Restate the entries word for word, omitting nothing.

Items listed in a dataset:
══════════════════════════════

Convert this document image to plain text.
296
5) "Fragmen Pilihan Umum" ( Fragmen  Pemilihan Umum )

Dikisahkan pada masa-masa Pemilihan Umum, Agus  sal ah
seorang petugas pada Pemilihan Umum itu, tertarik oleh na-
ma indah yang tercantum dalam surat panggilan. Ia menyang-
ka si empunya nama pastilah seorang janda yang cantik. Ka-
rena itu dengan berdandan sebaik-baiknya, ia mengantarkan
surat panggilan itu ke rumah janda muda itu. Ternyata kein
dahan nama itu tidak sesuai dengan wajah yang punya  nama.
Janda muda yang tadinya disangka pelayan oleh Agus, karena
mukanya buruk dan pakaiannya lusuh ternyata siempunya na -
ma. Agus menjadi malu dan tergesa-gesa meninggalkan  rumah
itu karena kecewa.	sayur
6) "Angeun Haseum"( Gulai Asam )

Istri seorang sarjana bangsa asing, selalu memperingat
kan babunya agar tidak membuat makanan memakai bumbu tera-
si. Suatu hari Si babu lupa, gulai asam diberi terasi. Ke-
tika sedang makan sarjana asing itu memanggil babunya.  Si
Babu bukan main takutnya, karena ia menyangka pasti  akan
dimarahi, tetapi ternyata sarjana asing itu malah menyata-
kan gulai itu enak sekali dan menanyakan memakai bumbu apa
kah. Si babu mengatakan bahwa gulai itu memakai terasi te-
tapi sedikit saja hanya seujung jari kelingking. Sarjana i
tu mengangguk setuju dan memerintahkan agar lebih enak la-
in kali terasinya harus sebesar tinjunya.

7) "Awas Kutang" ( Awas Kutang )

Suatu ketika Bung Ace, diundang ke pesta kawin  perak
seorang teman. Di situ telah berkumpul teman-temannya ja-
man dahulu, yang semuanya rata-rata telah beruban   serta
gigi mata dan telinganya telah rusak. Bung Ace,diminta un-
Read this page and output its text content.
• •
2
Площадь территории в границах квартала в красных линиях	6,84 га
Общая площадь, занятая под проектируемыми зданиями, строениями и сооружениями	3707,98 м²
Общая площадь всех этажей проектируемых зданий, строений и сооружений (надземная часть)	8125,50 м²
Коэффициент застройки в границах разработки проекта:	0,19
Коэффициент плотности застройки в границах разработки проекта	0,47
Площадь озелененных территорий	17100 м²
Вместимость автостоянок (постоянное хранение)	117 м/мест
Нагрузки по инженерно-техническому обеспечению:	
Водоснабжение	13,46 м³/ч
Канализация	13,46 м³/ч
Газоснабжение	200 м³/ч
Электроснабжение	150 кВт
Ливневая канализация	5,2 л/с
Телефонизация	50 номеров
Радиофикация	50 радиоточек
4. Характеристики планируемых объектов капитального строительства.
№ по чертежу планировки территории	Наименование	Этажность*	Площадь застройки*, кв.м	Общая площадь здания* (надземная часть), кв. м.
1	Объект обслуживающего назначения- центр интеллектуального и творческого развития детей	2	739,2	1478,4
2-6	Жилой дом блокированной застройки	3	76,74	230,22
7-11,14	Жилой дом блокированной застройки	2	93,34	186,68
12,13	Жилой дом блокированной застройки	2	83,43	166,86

══════════════════════════════

SOLUTION:
Convert this document image to plain text.
296
5) "Fragmen Pilihan Umum" ( Fragmen  Pemilihan Umum )

Dikisahkan pada masa-masa Pemilihan Umum, Agus  sal ah
seorang petugas pada Pemilihan Umum itu, tertarik oleh na-
ma indah yang tercantum dalam surat panggilan. Ia menyang-
ka si empunya nama pastilah seorang janda yang cantik. Ka-
rena itu dengan berdandan sebaik-baiknya, ia mengantarkan
surat panggilan itu ke rumah janda muda itu. Ternyata kein
dahan nama itu tidak sesuai dengan wajah yang punya  nama.
Janda muda yang tadinya disangka pelayan oleh Agus, karena
mukanya buruk dan pakaiannya lusuh ternyata siempunya na -
ma. Agus menjadi malu dan tergesa-gesa meninggalkan  rumah
itu karena kecewa.	sayur
6) "Angeun Haseum"( Gulai Asam )

Istri seorang sarjana bangsa asing, selalu memperingat
kan babunya agar tidak membuat makanan memakai bumbu tera-
si. Suatu hari Si babu lupa, gulai asam diberi terasi. Ke-
tika sedang makan sarjana asing itu memanggil babunya.  Si
Babu bukan main takutnya, karena ia menyangka pasti  akan
dimarahi, tetapi ternyata sarjana asing itu malah menyata-
kan gulai itu enak sekali dan menanyakan memakai bumbu apa
kah. Si babu mengatakan bahwa gulai itu memakai terasi te-
tapi sedikit saja hanya seujung jari kelingking. Sarjana i
tu mengangguk setuju dan memerintahkan agar lebih enak la-
in kali terasinya harus sebesar tinjunya.

7) "Awas Kutang" ( Awas Kutang )

Suatu ketika Bung Ace, diundang ke pesta kawin  perak
seorang teman. Di situ telah berkumpul teman-temannya ja-
man dahulu, yang semuanya rata-rata telah beruban   serta
gigi mata dan telinganya telah rusak. Bung Ace,diminta un-
Read this page and output its text content.
• •
2
Площадь территории в границах квартала в красных линиях	6,84 га
Общая площадь, занятая под проектируемыми зданиями, строениями и сооружениями	3707,98 м²
Общая площадь всех этажей проектируемых зданий, строений и сооружений (надземная часть)	8125,50 м²
Коэффициент застройки в границах разработки проекта:	0,19
Коэффициент плотности застройки в границах разработки проекта	0,47
Площадь озелененных территорий	17100 м²
Вместимость автостоянок (постоянное хранение)	117 м/мест
Нагрузки по инженерно-техническому обеспечению:	
Водоснабжение	13,46 м³/ч
Канализация	13,46 м³/ч
Газоснабжение	200 м³/ч
Электроснабжение	150 кВт
Ливневая канализация	5,2 л/с
Телефонизация	50 номеров
Радиофикация	50 радиоточек
4. Характеристики планируемых объектов капитального строительства.
№ по чертежу планировки территории	Наименование	Этажность*	Площадь застройки*, кв.м	Общая площадь здания* (надземная часть), кв. м.
1	Объект обслуживающего назначения- центр интеллектуального и творческого развития детей	2	739,2	1478,4
2-6	Жилой дом блокированной застройки	3	76,74	230,22
7-11,14	Жилой дом блокированной застройки	2	93,34	186,68
12,13	Жилой дом блокированной застройки	2	83,43	166,86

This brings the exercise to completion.